[start of Data supplied]

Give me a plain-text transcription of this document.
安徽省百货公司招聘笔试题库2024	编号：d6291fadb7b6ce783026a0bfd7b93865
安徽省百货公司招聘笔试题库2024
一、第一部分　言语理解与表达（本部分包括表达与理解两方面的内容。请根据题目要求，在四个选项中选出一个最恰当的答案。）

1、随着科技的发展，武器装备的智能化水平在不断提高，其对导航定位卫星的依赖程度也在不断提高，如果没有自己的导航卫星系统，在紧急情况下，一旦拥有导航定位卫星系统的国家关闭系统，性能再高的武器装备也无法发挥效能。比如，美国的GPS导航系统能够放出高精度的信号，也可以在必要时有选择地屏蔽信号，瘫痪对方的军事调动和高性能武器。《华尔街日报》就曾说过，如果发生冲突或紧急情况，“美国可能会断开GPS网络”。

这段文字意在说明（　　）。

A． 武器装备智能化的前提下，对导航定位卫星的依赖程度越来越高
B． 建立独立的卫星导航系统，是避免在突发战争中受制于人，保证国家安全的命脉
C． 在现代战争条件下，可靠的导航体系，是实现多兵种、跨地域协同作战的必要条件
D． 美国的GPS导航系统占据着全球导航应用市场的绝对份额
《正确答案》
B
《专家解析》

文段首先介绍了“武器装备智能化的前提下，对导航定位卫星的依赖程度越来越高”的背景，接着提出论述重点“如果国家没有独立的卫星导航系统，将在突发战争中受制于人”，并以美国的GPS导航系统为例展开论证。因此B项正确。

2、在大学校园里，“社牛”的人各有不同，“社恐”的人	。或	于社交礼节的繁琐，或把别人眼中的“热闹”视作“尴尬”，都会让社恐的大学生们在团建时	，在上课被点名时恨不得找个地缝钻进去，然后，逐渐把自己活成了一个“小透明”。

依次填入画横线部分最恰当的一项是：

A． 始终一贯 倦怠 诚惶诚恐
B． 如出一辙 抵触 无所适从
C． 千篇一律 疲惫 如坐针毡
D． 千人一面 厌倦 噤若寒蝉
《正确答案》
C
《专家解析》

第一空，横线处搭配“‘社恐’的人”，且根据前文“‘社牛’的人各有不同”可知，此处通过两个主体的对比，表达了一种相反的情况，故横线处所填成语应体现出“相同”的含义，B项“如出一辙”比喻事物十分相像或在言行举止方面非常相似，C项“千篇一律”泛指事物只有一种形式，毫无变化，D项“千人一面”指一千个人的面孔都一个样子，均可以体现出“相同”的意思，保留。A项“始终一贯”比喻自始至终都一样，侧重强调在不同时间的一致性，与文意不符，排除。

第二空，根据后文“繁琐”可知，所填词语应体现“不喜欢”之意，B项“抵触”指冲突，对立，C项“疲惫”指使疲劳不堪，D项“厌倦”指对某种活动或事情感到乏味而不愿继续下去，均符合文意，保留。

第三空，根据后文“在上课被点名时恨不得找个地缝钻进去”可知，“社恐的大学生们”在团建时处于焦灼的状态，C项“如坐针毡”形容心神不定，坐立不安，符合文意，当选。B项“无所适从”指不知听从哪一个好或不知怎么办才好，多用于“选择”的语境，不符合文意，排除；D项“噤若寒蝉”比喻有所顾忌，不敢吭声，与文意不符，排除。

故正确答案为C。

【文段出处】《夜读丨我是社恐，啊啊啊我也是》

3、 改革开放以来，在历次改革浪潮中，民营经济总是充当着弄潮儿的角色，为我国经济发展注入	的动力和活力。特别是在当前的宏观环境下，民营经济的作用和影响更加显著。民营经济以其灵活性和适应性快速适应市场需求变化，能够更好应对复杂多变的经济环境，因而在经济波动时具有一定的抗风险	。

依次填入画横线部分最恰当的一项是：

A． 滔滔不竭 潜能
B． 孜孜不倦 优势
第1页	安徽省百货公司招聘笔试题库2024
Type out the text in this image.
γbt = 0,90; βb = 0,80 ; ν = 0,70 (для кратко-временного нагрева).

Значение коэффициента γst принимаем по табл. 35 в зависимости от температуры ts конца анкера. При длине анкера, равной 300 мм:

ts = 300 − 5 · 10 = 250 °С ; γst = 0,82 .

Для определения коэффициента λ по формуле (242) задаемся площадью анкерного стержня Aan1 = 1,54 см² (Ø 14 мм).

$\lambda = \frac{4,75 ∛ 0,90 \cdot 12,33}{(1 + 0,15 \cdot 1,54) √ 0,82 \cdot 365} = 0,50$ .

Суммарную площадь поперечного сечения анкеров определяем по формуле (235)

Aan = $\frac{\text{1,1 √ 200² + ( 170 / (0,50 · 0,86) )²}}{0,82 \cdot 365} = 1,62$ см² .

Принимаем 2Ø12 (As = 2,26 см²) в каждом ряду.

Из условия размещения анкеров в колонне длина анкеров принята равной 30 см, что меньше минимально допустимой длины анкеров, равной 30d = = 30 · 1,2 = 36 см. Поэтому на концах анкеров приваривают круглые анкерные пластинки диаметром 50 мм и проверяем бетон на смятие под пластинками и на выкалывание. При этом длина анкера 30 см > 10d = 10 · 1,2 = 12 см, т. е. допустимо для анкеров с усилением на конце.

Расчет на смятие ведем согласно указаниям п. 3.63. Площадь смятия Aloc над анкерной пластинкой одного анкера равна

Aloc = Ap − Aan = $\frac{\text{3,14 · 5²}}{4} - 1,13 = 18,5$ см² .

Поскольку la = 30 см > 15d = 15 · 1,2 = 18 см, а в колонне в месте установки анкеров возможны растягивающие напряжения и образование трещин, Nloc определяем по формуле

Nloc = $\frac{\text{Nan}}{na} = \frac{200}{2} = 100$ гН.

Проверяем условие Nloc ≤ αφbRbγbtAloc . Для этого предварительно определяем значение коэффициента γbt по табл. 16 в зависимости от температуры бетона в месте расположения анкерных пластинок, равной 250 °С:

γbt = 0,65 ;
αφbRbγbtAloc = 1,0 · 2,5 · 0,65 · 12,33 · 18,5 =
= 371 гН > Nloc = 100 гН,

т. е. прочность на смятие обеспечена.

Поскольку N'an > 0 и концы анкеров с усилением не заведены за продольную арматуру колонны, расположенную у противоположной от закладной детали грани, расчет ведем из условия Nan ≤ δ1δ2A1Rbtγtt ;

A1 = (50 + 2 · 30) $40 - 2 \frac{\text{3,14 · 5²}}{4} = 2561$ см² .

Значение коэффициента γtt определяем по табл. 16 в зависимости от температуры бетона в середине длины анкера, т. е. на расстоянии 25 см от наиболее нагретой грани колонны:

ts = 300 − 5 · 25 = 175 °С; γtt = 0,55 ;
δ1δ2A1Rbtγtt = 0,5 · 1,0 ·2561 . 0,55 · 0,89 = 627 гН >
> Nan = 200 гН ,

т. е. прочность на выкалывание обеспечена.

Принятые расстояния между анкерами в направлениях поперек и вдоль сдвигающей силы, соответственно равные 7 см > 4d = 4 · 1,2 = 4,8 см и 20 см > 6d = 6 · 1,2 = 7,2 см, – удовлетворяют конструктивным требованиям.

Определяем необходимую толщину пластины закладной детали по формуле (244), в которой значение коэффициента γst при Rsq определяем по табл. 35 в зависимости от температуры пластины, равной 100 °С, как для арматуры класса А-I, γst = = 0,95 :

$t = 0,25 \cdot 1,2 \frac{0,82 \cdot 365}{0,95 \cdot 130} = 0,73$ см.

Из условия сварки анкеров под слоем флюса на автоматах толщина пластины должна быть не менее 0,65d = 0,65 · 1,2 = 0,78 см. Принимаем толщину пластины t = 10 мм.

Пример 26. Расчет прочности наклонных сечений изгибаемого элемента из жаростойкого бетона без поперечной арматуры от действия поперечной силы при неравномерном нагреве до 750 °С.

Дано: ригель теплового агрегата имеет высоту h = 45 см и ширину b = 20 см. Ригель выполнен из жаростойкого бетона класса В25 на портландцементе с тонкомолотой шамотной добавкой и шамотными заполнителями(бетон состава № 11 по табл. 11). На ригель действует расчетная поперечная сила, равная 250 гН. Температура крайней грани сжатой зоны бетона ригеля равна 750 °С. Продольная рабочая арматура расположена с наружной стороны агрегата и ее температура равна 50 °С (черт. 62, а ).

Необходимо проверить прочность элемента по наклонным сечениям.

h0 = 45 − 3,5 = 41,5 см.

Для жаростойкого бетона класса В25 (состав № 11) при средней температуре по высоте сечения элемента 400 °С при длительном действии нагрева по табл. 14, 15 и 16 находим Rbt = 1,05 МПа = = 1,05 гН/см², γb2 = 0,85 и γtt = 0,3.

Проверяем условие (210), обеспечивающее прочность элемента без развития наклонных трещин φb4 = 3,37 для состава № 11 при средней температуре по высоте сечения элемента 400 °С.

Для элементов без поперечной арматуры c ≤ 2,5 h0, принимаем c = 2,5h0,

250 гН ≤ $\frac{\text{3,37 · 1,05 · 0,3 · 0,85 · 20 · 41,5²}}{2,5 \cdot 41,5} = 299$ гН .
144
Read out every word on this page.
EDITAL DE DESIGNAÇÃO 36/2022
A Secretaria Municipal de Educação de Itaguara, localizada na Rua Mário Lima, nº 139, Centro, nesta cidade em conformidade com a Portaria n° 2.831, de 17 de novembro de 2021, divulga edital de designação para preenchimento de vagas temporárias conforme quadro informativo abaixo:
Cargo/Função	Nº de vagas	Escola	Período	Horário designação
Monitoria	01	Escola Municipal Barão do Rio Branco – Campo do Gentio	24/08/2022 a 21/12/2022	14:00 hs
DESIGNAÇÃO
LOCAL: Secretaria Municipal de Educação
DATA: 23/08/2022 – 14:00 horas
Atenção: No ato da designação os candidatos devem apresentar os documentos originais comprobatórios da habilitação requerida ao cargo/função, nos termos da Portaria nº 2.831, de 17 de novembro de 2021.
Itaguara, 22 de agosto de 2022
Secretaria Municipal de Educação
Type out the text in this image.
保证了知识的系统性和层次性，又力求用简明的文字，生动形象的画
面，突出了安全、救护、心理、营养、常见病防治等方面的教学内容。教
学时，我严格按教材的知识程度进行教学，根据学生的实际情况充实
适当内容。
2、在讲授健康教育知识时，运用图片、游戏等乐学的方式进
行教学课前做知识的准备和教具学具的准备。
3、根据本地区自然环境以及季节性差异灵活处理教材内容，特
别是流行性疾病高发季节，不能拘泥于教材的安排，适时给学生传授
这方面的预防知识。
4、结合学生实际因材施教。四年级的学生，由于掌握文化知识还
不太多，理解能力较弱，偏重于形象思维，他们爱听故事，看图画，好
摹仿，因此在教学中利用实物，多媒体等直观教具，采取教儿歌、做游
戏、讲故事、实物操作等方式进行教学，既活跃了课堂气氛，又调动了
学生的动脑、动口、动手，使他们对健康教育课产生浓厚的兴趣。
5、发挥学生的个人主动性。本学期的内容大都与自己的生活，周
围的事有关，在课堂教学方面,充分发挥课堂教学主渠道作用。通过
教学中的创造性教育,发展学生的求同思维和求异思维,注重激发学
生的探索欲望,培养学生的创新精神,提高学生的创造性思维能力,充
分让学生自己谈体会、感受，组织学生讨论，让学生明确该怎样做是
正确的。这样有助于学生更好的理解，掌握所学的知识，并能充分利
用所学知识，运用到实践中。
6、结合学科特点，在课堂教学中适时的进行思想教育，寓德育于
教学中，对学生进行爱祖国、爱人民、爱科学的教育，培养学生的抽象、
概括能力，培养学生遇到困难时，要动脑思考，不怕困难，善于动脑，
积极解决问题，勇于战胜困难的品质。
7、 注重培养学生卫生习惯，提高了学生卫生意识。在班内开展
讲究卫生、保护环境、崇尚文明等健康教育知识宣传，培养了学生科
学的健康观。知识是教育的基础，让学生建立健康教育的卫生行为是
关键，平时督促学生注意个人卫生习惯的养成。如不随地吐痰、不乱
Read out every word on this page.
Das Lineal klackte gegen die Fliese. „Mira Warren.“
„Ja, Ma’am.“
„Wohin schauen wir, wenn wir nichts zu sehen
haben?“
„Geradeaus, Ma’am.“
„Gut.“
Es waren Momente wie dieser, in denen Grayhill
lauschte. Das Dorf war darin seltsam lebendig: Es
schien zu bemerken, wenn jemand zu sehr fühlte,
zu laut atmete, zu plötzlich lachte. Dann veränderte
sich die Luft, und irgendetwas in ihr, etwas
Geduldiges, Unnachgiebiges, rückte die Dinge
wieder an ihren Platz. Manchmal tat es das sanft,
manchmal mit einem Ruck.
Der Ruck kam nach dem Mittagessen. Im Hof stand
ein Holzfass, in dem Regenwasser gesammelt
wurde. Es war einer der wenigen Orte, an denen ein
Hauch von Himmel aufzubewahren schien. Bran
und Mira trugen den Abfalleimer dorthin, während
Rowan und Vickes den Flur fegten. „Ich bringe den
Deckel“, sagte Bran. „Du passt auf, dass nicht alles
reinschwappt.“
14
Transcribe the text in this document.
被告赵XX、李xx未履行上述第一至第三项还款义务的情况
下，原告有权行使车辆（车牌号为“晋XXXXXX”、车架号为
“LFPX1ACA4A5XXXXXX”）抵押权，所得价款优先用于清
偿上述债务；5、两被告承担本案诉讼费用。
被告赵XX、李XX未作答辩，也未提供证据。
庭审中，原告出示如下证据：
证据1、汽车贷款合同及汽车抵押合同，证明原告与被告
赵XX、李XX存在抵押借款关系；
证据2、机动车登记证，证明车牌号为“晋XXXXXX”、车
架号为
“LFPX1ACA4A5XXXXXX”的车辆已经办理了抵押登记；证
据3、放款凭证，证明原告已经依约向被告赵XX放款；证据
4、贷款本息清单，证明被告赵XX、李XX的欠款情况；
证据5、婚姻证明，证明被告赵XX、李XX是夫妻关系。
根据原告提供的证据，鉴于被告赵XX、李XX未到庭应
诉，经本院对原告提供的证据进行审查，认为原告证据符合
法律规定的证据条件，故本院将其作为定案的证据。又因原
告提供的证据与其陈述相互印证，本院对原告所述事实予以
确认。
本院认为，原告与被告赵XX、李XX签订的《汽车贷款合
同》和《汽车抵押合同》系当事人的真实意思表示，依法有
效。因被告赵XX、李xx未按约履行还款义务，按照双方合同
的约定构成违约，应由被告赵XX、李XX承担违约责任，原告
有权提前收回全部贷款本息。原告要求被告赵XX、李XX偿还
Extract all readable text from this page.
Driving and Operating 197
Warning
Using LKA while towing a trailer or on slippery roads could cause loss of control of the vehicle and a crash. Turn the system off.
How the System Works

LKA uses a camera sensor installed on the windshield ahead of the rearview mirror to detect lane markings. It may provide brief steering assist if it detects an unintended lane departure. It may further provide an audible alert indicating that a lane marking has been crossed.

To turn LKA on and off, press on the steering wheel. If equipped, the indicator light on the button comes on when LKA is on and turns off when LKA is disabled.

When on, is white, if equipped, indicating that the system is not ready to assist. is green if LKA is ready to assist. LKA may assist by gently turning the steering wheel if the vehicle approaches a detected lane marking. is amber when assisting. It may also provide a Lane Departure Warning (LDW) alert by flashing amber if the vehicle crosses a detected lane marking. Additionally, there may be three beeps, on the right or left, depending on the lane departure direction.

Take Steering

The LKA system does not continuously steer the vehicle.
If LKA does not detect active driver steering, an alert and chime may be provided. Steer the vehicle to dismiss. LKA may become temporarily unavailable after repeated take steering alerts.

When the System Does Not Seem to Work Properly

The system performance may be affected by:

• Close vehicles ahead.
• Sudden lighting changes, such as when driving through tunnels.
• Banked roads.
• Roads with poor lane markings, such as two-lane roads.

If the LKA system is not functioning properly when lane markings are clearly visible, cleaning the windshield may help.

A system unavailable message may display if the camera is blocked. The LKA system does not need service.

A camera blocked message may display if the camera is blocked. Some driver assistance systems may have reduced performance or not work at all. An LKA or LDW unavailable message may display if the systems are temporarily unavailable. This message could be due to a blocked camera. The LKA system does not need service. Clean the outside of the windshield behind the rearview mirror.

[end of Data supplied]

## Exercise prompt
Check each line of the records for the word "толщину", and show the lines that contain it.

## Finished task
Определяем необходимую толщину пластины закладной детали по формуле (244), в которой значение коэффициента γst при Rsq определяем по табл. 35 в зависимости от температуры пластины, равной 100 °С, как для арматуры класса А-I, γst = = 0,95 :
Из условия сварки анкеров под слоем флюса на автоматах толщина пластины должна быть не менее 0,65d = 0,65 · 1,2 = 0,78 см. Принимаем толщину пластины t = 10 мм.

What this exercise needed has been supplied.